↓↓↓
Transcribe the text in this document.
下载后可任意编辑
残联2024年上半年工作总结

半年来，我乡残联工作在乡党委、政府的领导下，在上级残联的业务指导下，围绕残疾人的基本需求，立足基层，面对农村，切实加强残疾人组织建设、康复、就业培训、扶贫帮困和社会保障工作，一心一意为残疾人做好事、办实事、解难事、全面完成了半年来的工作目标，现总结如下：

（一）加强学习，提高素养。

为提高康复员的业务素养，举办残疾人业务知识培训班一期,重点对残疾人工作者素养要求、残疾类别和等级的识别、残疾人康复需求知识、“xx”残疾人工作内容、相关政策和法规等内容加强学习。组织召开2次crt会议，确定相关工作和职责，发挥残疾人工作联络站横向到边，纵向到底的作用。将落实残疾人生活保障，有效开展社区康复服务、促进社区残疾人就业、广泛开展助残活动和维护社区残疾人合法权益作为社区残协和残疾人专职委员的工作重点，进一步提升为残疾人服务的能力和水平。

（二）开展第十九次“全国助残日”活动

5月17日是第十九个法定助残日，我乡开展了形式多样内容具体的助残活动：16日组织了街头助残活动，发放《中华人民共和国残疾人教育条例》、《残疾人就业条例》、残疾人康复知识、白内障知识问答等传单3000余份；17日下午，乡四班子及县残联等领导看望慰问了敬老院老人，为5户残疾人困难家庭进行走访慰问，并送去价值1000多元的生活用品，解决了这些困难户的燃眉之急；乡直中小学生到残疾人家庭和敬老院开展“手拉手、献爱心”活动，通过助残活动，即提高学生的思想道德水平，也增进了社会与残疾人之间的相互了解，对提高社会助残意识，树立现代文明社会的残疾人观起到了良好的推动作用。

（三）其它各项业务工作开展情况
↑↑↑
→ **Exercise details**
Write down the full listing again, exactly.

→ **Result for this exercise**
Transcribe the text in this document.
下载后可任意编辑
残联2024年上半年工作总结

半年来，我乡残联工作在乡党委、政府的领导下，在上级残联的业务指导下，围绕残疾人的基本需求，立足基层，面对农村，切实加强残疾人组织建设、康复、就业培训、扶贫帮困和社会保障工作，一心一意为残疾人做好事、办实事、解难事、全面完成了半年来的工作目标，现总结如下：

（一）加强学习，提高素养。

为提高康复员的业务素养，举办残疾人业务知识培训班一期,重点对残疾人工作者素养要求、残疾类别和等级的识别、残疾人康复需求知识、“xx”残疾人工作内容、相关政策和法规等内容加强学习。组织召开2次crt会议，确定相关工作和职责，发挥残疾人工作联络站横向到边，纵向到底的作用。将落实残疾人生活保障，有效开展社区康复服务、促进社区残疾人就业、广泛开展助残活动和维护社区残疾人合法权益作为社区残协和残疾人专职委员的工作重点，进一步提升为残疾人服务的能力和水平。

（二）开展第十九次“全国助残日”活动

5月17日是第十九个法定助残日，我乡开展了形式多样内容具体的助残活动：16日组织了街头助残活动，发放《中华人民共和国残疾人教育条例》、《残疾人就业条例》、残疾人康复知识、白内障知识问答等传单3000余份；17日下午，乡四班子及县残联等领导看望慰问了敬老院老人，为5户残疾人困难家庭进行走访慰问，并送去价值1000多元的生活用品，解决了这些困难户的燃眉之急；乡直中小学生到残疾人家庭和敬老院开展“手拉手、献爱心”活动，通过助残活动，即提高学生的思想道德水平，也增进了社会与残疾人之间的相互了解，对提高社会助残意识，树立现代文明社会的残疾人观起到了良好的推动作用。

（三）其它各项业务工作开展情况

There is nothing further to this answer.